* begin *

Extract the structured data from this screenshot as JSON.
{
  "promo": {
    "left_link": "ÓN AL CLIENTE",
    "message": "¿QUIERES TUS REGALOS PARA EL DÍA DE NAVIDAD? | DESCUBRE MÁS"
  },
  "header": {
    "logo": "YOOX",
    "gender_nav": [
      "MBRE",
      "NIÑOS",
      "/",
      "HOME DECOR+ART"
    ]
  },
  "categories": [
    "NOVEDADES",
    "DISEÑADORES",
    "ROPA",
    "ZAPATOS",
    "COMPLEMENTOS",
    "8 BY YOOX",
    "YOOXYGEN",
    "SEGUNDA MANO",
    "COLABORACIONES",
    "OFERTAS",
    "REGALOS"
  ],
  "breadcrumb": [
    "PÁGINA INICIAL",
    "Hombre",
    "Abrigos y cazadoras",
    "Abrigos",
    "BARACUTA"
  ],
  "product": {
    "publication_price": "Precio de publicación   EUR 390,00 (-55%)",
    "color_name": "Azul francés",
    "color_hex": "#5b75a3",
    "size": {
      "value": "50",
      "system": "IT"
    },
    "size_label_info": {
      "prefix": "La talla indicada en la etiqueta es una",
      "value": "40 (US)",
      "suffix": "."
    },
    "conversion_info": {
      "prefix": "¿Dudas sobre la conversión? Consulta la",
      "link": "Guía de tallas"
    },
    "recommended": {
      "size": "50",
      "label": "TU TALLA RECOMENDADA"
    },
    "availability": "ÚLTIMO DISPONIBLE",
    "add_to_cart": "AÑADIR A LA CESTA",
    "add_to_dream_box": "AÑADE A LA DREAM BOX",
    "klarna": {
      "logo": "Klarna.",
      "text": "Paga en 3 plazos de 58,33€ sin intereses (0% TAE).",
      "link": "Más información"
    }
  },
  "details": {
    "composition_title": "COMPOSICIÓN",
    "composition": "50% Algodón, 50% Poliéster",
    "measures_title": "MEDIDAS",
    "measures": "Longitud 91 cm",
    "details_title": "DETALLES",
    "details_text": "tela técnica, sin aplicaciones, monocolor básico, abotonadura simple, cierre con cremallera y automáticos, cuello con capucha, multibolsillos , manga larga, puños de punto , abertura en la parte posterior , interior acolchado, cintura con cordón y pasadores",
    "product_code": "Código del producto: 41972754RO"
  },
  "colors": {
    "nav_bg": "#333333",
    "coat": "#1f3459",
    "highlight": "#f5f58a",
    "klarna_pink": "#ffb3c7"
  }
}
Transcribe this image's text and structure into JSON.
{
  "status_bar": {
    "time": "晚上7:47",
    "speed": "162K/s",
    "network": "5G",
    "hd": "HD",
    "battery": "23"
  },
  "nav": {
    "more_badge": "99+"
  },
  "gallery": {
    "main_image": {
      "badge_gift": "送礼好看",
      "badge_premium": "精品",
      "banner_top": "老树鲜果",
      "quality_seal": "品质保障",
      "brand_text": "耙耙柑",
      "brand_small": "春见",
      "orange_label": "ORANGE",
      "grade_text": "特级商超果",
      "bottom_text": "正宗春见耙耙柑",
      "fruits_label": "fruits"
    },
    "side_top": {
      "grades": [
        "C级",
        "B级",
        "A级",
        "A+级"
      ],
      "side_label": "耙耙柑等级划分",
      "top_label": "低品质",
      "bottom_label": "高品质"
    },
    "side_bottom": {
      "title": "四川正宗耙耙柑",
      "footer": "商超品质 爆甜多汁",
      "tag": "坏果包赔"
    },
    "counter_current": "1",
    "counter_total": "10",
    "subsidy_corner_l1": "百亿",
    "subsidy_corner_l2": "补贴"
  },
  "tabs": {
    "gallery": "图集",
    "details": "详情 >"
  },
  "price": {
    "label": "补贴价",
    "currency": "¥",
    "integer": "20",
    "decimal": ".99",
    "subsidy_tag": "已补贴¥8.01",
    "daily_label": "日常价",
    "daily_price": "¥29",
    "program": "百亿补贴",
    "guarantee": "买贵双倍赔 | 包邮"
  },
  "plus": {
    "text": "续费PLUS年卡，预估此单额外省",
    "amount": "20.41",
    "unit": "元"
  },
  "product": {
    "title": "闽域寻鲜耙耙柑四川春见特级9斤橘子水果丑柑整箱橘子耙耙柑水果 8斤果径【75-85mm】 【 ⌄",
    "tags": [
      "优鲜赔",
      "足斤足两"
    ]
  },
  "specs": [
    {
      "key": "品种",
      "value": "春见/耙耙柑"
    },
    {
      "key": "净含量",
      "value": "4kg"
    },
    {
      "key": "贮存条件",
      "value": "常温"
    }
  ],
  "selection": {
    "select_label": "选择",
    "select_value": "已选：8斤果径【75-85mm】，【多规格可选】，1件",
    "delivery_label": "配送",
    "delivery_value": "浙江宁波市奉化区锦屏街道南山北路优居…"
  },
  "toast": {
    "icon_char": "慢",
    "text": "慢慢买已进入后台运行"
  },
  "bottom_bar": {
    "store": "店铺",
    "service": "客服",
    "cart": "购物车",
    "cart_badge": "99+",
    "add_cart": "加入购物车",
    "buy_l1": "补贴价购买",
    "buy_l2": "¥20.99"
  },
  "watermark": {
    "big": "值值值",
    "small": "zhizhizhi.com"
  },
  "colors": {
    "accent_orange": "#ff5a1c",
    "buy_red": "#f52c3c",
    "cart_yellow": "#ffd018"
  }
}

* end *

Copy all the lines, exactly.

Result for this exercise:
Extract the structured data from this screenshot as JSON.
{
  "promo": {
    "left_link": "ÓN AL CLIENTE",
    "message": "¿QUIERES TUS REGALOS PARA EL DÍA DE NAVIDAD? | DESCUBRE MÁS"
  },
  "header": {
    "logo": "YOOX",
    "gender_nav": [
      "MBRE",
      "NIÑOS",
      "/",
      "HOME DECOR+ART"
    ]
  },
  "categories": [
    "NOVEDADES",
    "DISEÑADORES",
    "ROPA",
    "ZAPATOS",
    "COMPLEMENTOS",
    "8 BY YOOX",
    "YOOXYGEN",
    "SEGUNDA MANO",
    "COLABORACIONES",
    "OFERTAS",
    "REGALOS"
  ],
  "breadcrumb": [
    "PÁGINA INICIAL",
    "Hombre",
    "Abrigos y cazadoras",
    "Abrigos",
    "BARACUTA"
  ],
  "product": {
    "publication_price": "Precio de publicación   EUR 390,00 (-55%)",
    "color_name": "Azul francés",
    "color_hex": "#5b75a3",
    "size": {
      "value": "50",
      "system": "IT"
    },
    "size_label_info": {
      "prefix": "La talla indicada en la etiqueta es una",
      "value": "40 (US)",
      "suffix": "."
    },
    "conversion_info": {
      "prefix": "¿Dudas sobre la conversión? Consulta la",
      "link": "Guía de tallas"
    },
    "recommended": {
      "size": "50",
      "label": "TU TALLA RECOMENDADA"
    },
    "availability": "ÚLTIMO DISPONIBLE",
    "add_to_cart": "AÑADIR A LA CESTA",
    "add_to_dream_box": "AÑADE A LA DREAM BOX",
    "klarna": {
      "logo": "Klarna.",
      "text": "Paga en 3 plazos de 58,33€ sin intereses (0% TAE).",
      "link": "Más información"
    }
  },
  "details": {
    "composition_title": "COMPOSICIÓN",
    "composition": "50% Algodón, 50% Poliéster",
    "measures_title": "MEDIDAS",
    "measures": "Longitud 91 cm",
    "details_title": "DETALLES",
    "details_text": "tela técnica, sin aplicaciones, monocolor básico, abotonadura simple, cierre con cremallera y automáticos, cuello con capucha, multibolsillos , manga larga, puños de punto , abertura en la parte posterior , interior acolchado, cintura con cordón y pasadores",
    "product_code": "Código del producto: 41972754RO"
  },
  "colors": {
    "nav_bg": "#333333",
    "coat": "#1f3459",
    "highlight": "#f5f58a",
    "klarna_pink": "#ffb3c7"
  }
}
Transcribe this image's text and structure into JSON.
{
  "status_bar": {
    "time": "晚上7:47",
    "speed": "162K/s",
    "network": "5G",
    "hd": "HD",
    "battery": "23"
  },
  "nav": {
    "more_badge": "99+"
  },
  "gallery": {
    "main_image": {
      "badge_gift": "送礼好看",
      "badge_premium": "精品",
      "banner_top": "老树鲜果",
      "quality_seal": "品质保障",
      "brand_text": "耙耙柑",
      "brand_small": "春见",
      "orange_label": "ORANGE",
      "grade_text": "特级商超果",
      "bottom_text": "正宗春见耙耙柑",
      "fruits_label": "fruits"
    },
    "side_top": {
      "grades": [
        "C级",
        "B级",
        "A级",
        "A+级"
      ],
      "side_label": "耙耙柑等级划分",
      "top_label": "低品质",
      "bottom_label": "高品质"
    },
    "side_bottom": {
      "title": "四川正宗耙耙柑",
      "footer": "商超品质 爆甜多汁",
      "tag": "坏果包赔"
    },
    "counter_current": "1",
    "counter_total": "10",
    "subsidy_corner_l1": "百亿",
    "subsidy_corner_l2": "补贴"
  },
  "tabs": {
    "gallery": "图集",
    "details": "详情 >"
  },
  "price": {
    "label": "补贴价",
    "currency": "¥",
    "integer": "20",
    "decimal": ".99",
    "subsidy_tag": "已补贴¥8.01",
    "daily_label": "日常价",
    "daily_price": "¥29",
    "program": "百亿补贴",
    "guarantee": "买贵双倍赔 | 包邮"
  },
  "plus": {
    "text": "续费PLUS年卡，预估此单额外省",
    "amount": "20.41",
    "unit": "元"
  },
  "product": {
    "title": "闽域寻鲜耙耙柑四川春见特级9斤橘子水果丑柑整箱橘子耙耙柑水果 8斤果径【75-85mm】 【 ⌄",
    "tags": [
      "优鲜赔",
      "足斤足两"
    ]
  },
  "specs": [
    {
      "key": "品种",
      "value": "春见/耙耙柑"
    },
    {
      "key": "净含量",
      "value": "4kg"
    },
    {
      "key": "贮存条件",
      "value": "常温"
    }
  ],
  "selection": {
    "select_label": "选择",
    "select_value": "已选：8斤果径【75-85mm】，【多规格可选】，1件",
    "delivery_label": "配送",
    "delivery_value": "浙江宁波市奉化区锦屏街道南山北路优居…"
  },
  "toast": {
    "icon_char": "慢",
    "text": "慢慢买已进入后台运行"
  },
  "bottom_bar": {
    "store": "店铺",
    "service": "客服",
    "cart": "购物车",
    "cart_badge": "99+",
    "add_cart": "加入购物车",
    "buy_l1": "补贴价购买",
    "buy_l2": "¥20.99"
  },
  "watermark": {
    "big": "值值值",
    "small": "zhizhizhi.com"
  },
  "colors": {
    "accent_orange": "#ff5a1c",
    "buy_red": "#f52c3c",
    "cart_yellow": "#ffd018"
  }
}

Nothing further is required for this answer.